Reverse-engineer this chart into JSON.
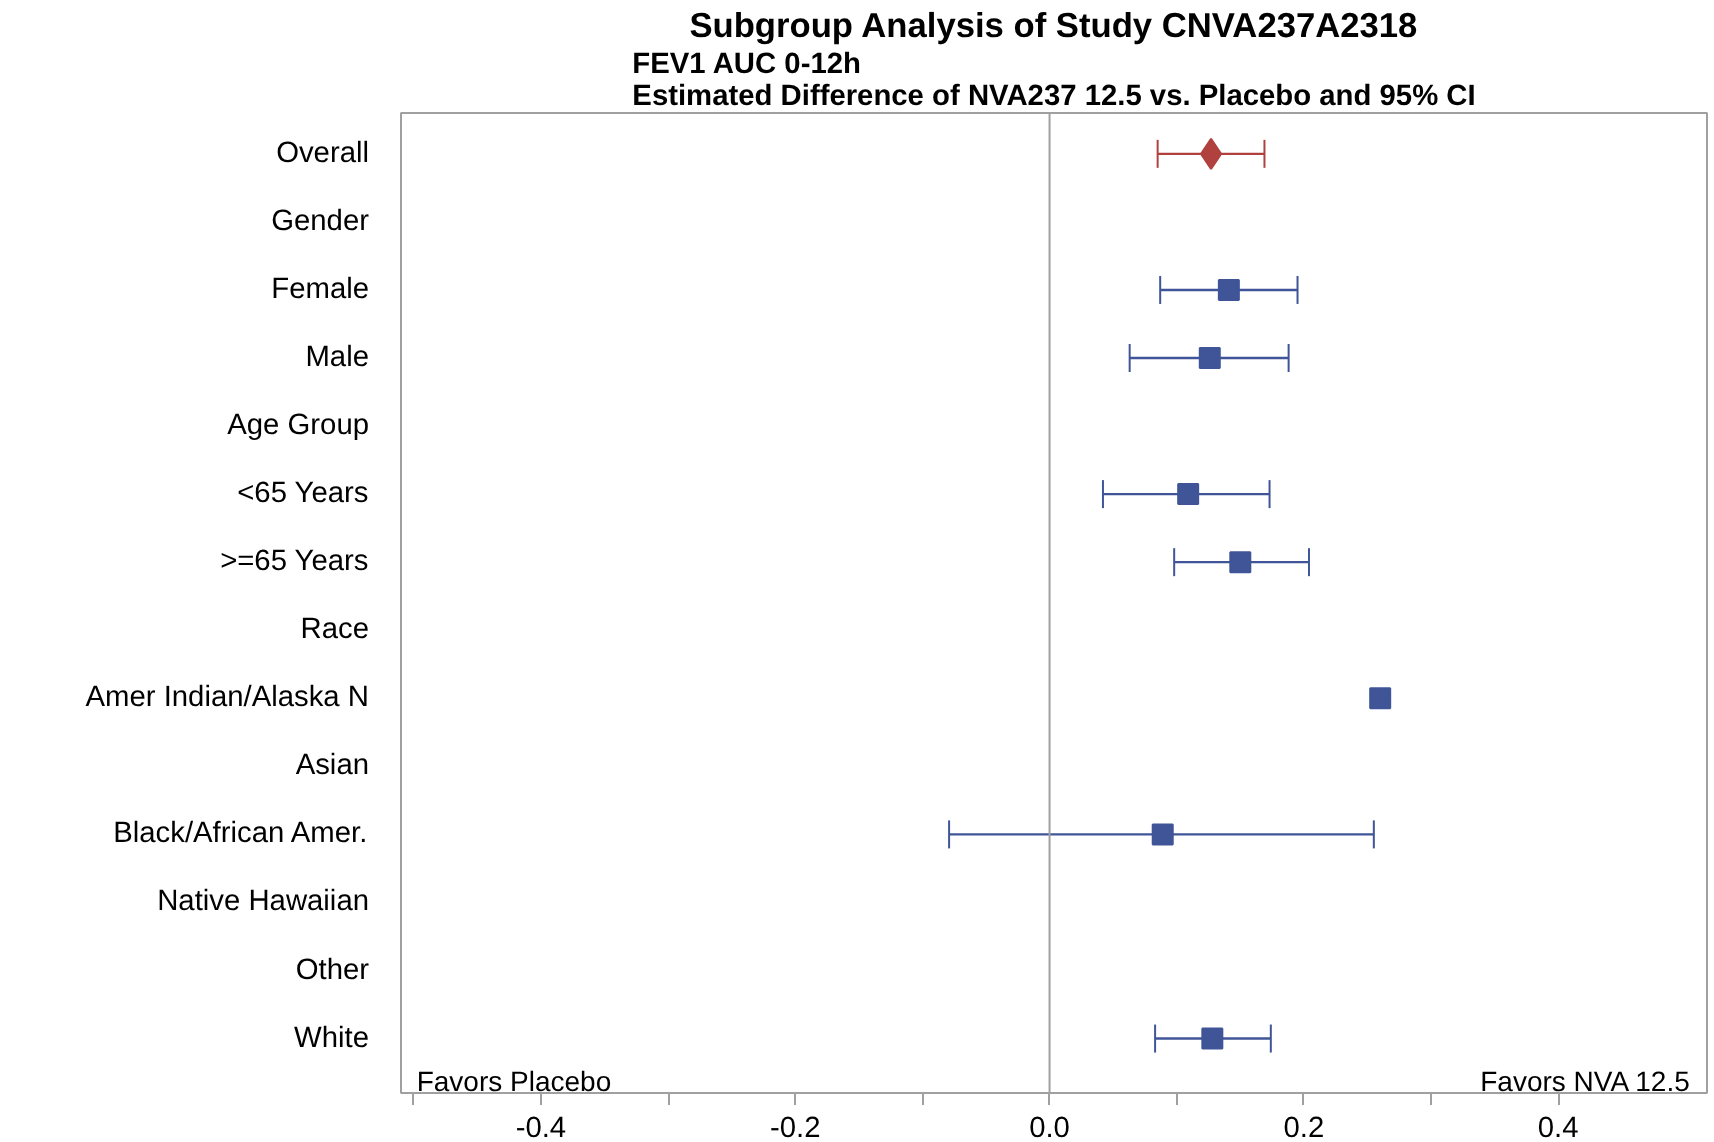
{
  "chart_data": {
    "type": "scatter",
    "orientation": "horizontal",
    "title": "Subgroup Analysis of Study CNVA237A2318",
    "subtitle": "FEV1 AUC 0-12h\nEstimated Difference of NVA237 12.5 vs. Placebo and 95% CI",
    "categories": [
      "Overall",
      "Gender",
      "Female",
      "Male",
      "Age Group",
      "<65 Years",
      ">=65 Years",
      "Race",
      "Amer Indian/Alaska N",
      "Asian",
      "Black/African Amer.",
      "Native Hawaiian",
      "Other",
      "White"
    ],
    "series": [
      {
        "color": "#b0413e",
        "marker": "diamond",
        "values": [
          0.127,
          null,
          null,
          null,
          null,
          null,
          null,
          null,
          null,
          null,
          null,
          null,
          null,
          null
        ],
        "errors": [
          [
            0.085,
            0.169
          ],
          null,
          null,
          null,
          null,
          null,
          null,
          null,
          null,
          null,
          null,
          null,
          null,
          null
        ]
      },
      {
        "color": "#3f5597",
        "marker": "square",
        "values": [
          null,
          null,
          0.141,
          0.126,
          null,
          0.109,
          0.15,
          null,
          0.26,
          null,
          0.089,
          null,
          null,
          0.128
        ],
        "errors": [
          null,
          null,
          [
            0.087,
            0.195
          ],
          [
            0.063,
            0.188
          ],
          null,
          [
            0.042,
            0.173
          ],
          [
            0.098,
            0.204
          ],
          null,
          null,
          null,
          [
            -0.079,
            0.255
          ],
          null,
          null,
          [
            0.083,
            0.174
          ]
        ]
      }
    ],
    "xlim": [
      -0.51,
      0.517
    ],
    "xticks": [
      {
        "value": -0.5,
        "label": null
      },
      {
        "value": -0.4,
        "label": "-0.4"
      },
      {
        "value": -0.3,
        "label": null
      },
      {
        "value": -0.2,
        "label": "-0.2"
      },
      {
        "value": -0.1,
        "label": null
      },
      {
        "value": 0,
        "label": "0.0"
      },
      {
        "value": 0.1,
        "label": null
      },
      {
        "value": 0.2,
        "label": "0.2"
      },
      {
        "value": 0.3,
        "label": null
      },
      {
        "value": 0.4,
        "label": "0.4"
      }
    ],
    "ref_lines": [
      {
        "axis": "x",
        "value": 0,
        "color": "#a0a0a0"
      }
    ],
    "annotations": [
      "Favors Placebo",
      "Favors NVA 12.5"
    ],
    "grid": false
  }
}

:::

Reproduce the entries above without change, omitting all pictures.

Reverse-engineer this chart into JSON.
{
  "chart_data": {
    "type": "scatter",
    "orientation": "horizontal",
    "title": "Subgroup Analysis of Study CNVA237A2318",
    "subtitle": "FEV1 AUC 0-12h\nEstimated Difference of NVA237 12.5 vs. Placebo and 95% CI",
    "categories": [
      "Overall",
      "Gender",
      "Female",
      "Male",
      "Age Group",
      "<65 Years",
      ">=65 Years",
      "Race",
      "Amer Indian/Alaska N",
      "Asian",
      "Black/African Amer.",
      "Native Hawaiian",
      "Other",
      "White"
    ],
    "series": [
      {
        "color": "#b0413e",
        "marker": "diamond",
        "values": [
          0.127,
          null,
          null,
          null,
          null,
          null,
          null,
          null,
          null,
          null,
          null,
          null,
          null,
          null
        ],
        "errors": [
          [
            0.085,
            0.169
          ],
          null,
          null,
          null,
          null,
          null,
          null,
          null,
          null,
          null,
          null,
          null,
          null,
          null
        ]
      },
      {
        "color": "#3f5597",
        "marker": "square",
        "values": [
          null,
          null,
          0.141,
          0.126,
          null,
          0.109,
          0.15,
          null,
          0.26,
          null,
          0.089,
          null,
          null,
          0.128
        ],
        "errors": [
          null,
          null,
          [
            0.087,
            0.195
          ],
          [
            0.063,
            0.188
          ],
          null,
          [
            0.042,
            0.173
          ],
          [
            0.098,
            0.204
          ],
          null,
          null,
          null,
          [
            -0.079,
            0.255
          ],
          null,
          null,
          [
            0.083,
            0.174
          ]
        ]
      }
    ],
    "xlim": [
      -0.51,
      0.517
    ],
    "xticks": [
      {
        "value": -0.5,
        "label": null
      },
      {
        "value": -0.4,
        "label": "-0.4"
      },
      {
        "value": -0.3,
        "label": null
      },
      {
        "value": -0.2,
        "label": "-0.2"
      },
      {
        "value": -0.1,
        "label": null
      },
      {
        "value": 0,
        "label": "0.0"
      },
      {
        "value": 0.1,
        "label": null
      },
      {
        "value": 0.2,
        "label": "0.2"
      },
      {
        "value": 0.3,
        "label": null
      },
      {
        "value": 0.4,
        "label": "0.4"
      }
    ],
    "ref_lines": [
      {
        "axis": "x",
        "value": 0,
        "color": "#a0a0a0"
      }
    ],
    "annotations": [
      "Favors Placebo",
      "Favors NVA 12.5"
    ],
    "grid": false
  }
}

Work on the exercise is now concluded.